Each entry that follows is to be retyped exactly. Pictures do not belong in the copy.

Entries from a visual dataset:
— start —

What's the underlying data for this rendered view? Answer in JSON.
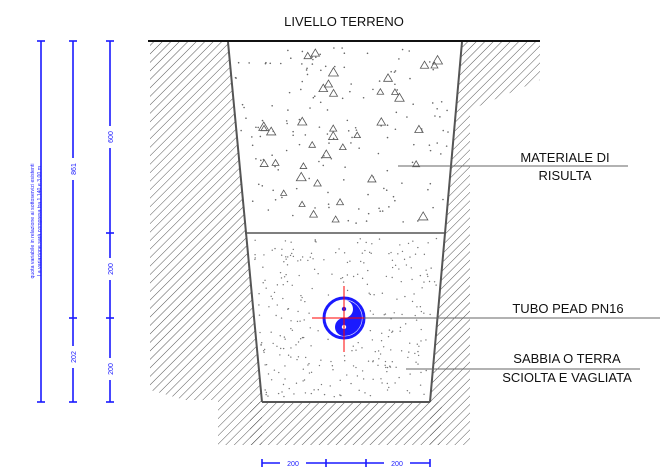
{
  "labels": {
    "ground_level": "LIVELLO TERRENO",
    "fill_material_line1": "MATERIALE DI",
    "fill_material_line2": "RISULTA",
    "pipe": "TUBO PEAD PN16",
    "bedding_line1": "SABBIA O TERRA",
    "bedding_line2": "SCIOLTA E VAGLIATA"
  },
  "vertical_note": {
    "line1": "quota variabile in relazione ai sottoservizi esistenti",
    "line2": "La variazione sarà compresa tra 1,140 e 3,00 m"
  },
  "dimensions": {
    "total_depth": "861",
    "fill_depth": "600",
    "bedding_upper": "200",
    "bedding_lower": "200",
    "pipe_axis_depth": "202",
    "bottom_left": "200",
    "bottom_right": "200"
  },
  "colors": {
    "dimension": "#1a1aff",
    "pipe": "#1a1aff",
    "axis": "#ff0000",
    "outline": "#555555",
    "text": "#111111"
  }
}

— end —

(Finished exercise)
What's the underlying data for this rendered view? Answer in JSON.
{
  "labels": {
    "ground_level": "LIVELLO TERRENO",
    "fill_material_line1": "MATERIALE DI",
    "fill_material_line2": "RISULTA",
    "pipe": "TUBO PEAD PN16",
    "bedding_line1": "SABBIA O TERRA",
    "bedding_line2": "SCIOLTA E VAGLIATA"
  },
  "vertical_note": {
    "line1": "quota variabile in relazione ai sottoservizi esistenti",
    "line2": "La variazione sarà compresa tra 1,140 e 3,00 m"
  },
  "dimensions": {
    "total_depth": "861",
    "fill_depth": "600",
    "bedding_upper": "200",
    "bedding_lower": "200",
    "pipe_axis_depth": "202",
    "bottom_left": "200",
    "bottom_right": "200"
  },
  "colors": {
    "dimension": "#1a1aff",
    "pipe": "#1a1aff",
    "axis": "#ff0000",
    "outline": "#555555",
    "text": "#111111"
  }
}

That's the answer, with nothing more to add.